'''

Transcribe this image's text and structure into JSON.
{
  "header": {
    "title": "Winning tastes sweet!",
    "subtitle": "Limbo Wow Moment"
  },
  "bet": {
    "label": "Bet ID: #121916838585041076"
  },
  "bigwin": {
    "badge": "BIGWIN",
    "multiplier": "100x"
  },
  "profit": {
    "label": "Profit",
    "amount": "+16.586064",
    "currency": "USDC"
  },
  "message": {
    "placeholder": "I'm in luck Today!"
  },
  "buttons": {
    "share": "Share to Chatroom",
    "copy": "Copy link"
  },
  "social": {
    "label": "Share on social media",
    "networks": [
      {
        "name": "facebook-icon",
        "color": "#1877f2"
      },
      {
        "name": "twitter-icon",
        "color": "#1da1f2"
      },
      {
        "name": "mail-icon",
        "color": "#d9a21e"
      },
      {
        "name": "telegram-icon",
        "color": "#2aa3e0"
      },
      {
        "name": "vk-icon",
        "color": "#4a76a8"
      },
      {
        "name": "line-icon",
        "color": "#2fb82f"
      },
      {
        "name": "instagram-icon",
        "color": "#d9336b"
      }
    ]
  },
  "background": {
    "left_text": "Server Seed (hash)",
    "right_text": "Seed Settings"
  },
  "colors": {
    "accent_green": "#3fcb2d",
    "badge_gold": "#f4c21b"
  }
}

'''

» EXERCISE: Go through the listing above and return every line where the word "icon" occurs.

» ANSWER FOR THIS EXERCISE:
        "name": "facebook-icon",
        "name": "twitter-icon",
        "name": "mail-icon",
        "name": "telegram-icon",
        "name": "vk-icon",
        "name": "line-icon",
        "name": "instagram-icon",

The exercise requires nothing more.